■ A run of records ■
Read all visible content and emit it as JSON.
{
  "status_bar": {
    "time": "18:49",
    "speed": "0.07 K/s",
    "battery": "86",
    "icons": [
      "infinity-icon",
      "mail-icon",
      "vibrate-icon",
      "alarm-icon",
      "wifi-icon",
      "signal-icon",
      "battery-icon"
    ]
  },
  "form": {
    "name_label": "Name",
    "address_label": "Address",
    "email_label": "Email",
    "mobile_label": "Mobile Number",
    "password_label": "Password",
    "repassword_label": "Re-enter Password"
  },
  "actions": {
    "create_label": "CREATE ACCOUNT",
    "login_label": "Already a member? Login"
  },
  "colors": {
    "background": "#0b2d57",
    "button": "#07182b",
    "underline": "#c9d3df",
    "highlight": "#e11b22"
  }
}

■ AIM ■
Without changing a word, restate the whole listing.

■ FULL OUTPUT ■
Read all visible content and emit it as JSON.
{
  "status_bar": {
    "time": "18:49",
    "speed": "0.07 K/s",
    "battery": "86",
    "icons": [
      "infinity-icon",
      "mail-icon",
      "vibrate-icon",
      "alarm-icon",
      "wifi-icon",
      "signal-icon",
      "battery-icon"
    ]
  },
  "form": {
    "name_label": "Name",
    "address_label": "Address",
    "email_label": "Email",
    "mobile_label": "Mobile Number",
    "password_label": "Password",
    "repassword_label": "Re-enter Password"
  },
  "actions": {
    "create_label": "CREATE ACCOUNT",
    "login_label": "Already a member? Login"
  },
  "colors": {
    "background": "#0b2d57",
    "button": "#07182b",
    "underline": "#c9d3df",
    "highlight": "#e11b22"
  }
}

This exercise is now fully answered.